Exercise description – Each record is to be printed again precisely as it reads.
◇ ◇ ◇ ◇ ◇
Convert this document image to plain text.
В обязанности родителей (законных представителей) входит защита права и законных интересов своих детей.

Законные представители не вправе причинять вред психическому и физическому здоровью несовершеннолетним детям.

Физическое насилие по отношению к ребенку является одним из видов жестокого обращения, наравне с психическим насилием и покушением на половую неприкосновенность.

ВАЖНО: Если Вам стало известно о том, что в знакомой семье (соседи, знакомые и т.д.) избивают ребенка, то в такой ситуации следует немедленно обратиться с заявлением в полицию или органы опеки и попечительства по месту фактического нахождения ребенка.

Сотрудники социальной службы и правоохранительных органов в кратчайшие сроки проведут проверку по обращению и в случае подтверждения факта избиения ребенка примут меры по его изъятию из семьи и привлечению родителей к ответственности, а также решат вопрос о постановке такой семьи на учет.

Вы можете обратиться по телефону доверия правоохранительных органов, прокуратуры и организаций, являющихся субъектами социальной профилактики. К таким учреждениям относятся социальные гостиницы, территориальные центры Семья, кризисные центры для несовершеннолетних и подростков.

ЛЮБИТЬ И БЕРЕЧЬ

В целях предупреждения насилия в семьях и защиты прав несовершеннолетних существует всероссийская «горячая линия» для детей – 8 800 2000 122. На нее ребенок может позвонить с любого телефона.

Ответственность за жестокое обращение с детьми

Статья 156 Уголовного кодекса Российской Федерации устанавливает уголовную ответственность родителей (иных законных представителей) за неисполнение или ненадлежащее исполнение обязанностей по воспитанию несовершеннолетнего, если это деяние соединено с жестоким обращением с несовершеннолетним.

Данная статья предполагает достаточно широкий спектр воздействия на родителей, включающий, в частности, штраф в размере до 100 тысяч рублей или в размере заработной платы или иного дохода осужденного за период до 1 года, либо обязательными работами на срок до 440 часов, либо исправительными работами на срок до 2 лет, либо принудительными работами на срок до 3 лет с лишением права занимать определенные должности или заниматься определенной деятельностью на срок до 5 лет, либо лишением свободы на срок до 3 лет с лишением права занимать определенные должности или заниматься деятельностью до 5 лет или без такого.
◇ ◇ ◇ ◇ ◇
Task answer –
Convert this document image to plain text.
В обязанности родителей (законных представителей) входит защита права и законных интересов своих детей.

Законные представители не вправе причинять вред психическому и физическому здоровью несовершеннолетним детям.

Физическое насилие по отношению к ребенку является одним из видов жестокого обращения, наравне с психическим насилием и покушением на половую неприкосновенность.

ВАЖНО: Если Вам стало известно о том, что в знакомой семье (соседи, знакомые и т.д.) избивают ребенка, то в такой ситуации следует немедленно обратиться с заявлением в полицию или органы опеки и попечительства по месту фактического нахождения ребенка.

Сотрудники социальной службы и правоохранительных органов в кратчайшие сроки проведут проверку по обращению и в случае подтверждения факта избиения ребенка примут меры по его изъятию из семьи и привлечению родителей к ответственности, а также решат вопрос о постановке такой семьи на учет.

Вы можете обратиться по телефону доверия правоохранительных органов, прокуратуры и организаций, являющихся субъектами социальной профилактики. К таким учреждениям относятся социальные гостиницы, территориальные центры Семья, кризисные центры для несовершеннолетних и подростков.

ЛЮБИТЬ И БЕРЕЧЬ

В целях предупреждения насилия в семьях и защиты прав несовершеннолетних существует всероссийская «горячая линия» для детей – 8 800 2000 122. На нее ребенок может позвонить с любого телефона.

Ответственность за жестокое обращение с детьми

Статья 156 Уголовного кодекса Российской Федерации устанавливает уголовную ответственность родителей (иных законных представителей) за неисполнение или ненадлежащее исполнение обязанностей по воспитанию несовершеннолетнего, если это деяние соединено с жестоким обращением с несовершеннолетним.

Данная статья предполагает достаточно широкий спектр воздействия на родителей, включающий, в частности, штраф в размере до 100 тысяч рублей или в размере заработной платы или иного дохода осужденного за период до 1 года, либо обязательными работами на срок до 440 часов, либо исправительными работами на срок до 2 лет, либо принудительными работами на срок до 3 лет с лишением права занимать определенные должности или заниматься определенной деятельностью на срок до 5 лет, либо лишением свободы на срок до 3 лет с лишением права занимать определенные должности или заниматься деятельностью до 5 лет или без такого.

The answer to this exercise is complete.